Short problem >> Scan the data for lines with "provocative" and report the count by itself.

Input rows >>
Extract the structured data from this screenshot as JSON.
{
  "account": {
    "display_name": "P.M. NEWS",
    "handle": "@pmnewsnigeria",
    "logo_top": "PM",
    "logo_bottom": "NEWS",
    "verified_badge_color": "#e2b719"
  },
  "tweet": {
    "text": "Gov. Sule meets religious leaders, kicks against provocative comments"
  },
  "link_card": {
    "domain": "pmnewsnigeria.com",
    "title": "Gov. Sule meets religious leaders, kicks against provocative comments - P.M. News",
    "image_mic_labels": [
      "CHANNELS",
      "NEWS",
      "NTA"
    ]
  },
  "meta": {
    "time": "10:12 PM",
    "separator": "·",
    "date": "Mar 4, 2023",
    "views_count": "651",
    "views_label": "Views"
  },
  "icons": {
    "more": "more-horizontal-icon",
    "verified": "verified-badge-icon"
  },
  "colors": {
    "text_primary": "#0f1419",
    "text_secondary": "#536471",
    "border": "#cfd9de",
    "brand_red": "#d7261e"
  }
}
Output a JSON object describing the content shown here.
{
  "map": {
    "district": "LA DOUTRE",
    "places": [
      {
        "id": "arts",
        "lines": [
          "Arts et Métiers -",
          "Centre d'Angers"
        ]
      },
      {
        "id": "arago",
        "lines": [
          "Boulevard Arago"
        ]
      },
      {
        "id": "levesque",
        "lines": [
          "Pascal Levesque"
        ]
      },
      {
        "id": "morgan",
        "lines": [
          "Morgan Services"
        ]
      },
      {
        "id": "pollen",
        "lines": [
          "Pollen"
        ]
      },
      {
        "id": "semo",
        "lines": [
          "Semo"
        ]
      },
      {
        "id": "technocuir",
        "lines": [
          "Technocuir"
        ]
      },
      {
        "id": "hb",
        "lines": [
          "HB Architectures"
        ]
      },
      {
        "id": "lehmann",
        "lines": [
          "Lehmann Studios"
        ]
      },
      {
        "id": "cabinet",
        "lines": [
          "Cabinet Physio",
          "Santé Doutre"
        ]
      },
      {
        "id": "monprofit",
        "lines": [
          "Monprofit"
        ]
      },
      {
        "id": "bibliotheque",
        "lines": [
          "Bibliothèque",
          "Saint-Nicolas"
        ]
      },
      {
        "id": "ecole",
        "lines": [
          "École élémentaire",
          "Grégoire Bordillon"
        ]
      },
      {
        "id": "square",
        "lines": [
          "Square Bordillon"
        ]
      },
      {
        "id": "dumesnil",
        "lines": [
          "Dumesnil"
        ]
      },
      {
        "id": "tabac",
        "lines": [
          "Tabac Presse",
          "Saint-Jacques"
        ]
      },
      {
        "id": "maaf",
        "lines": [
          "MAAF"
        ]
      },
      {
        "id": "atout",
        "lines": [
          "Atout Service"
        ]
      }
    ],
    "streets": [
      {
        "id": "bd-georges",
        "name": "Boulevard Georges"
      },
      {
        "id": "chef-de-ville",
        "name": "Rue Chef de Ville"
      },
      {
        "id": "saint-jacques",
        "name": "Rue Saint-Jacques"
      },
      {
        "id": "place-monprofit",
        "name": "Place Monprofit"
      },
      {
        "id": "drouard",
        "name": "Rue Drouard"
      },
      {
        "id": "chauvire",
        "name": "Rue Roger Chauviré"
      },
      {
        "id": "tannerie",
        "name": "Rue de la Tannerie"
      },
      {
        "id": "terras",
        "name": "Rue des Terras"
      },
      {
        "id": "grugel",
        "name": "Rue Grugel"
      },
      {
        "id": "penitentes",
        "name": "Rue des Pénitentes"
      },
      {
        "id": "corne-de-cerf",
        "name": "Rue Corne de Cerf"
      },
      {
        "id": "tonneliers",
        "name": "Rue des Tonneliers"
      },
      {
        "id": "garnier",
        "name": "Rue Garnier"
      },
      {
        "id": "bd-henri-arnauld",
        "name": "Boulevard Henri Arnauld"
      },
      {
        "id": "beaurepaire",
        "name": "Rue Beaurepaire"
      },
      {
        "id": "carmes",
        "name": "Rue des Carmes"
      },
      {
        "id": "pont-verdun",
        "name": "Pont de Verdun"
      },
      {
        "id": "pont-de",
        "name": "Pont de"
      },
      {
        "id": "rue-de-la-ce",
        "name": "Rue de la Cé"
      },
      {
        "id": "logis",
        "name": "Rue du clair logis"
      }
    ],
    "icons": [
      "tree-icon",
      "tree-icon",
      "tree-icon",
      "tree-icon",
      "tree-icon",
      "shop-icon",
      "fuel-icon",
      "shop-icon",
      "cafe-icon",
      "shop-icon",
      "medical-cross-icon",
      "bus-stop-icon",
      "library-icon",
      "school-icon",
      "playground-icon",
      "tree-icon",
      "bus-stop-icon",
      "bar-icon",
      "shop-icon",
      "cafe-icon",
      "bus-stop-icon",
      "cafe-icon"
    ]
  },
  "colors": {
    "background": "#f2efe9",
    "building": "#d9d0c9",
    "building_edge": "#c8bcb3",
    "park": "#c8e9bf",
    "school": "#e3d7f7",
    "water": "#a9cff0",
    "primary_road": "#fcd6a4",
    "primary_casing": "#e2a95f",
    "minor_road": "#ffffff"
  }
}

Reply >> 2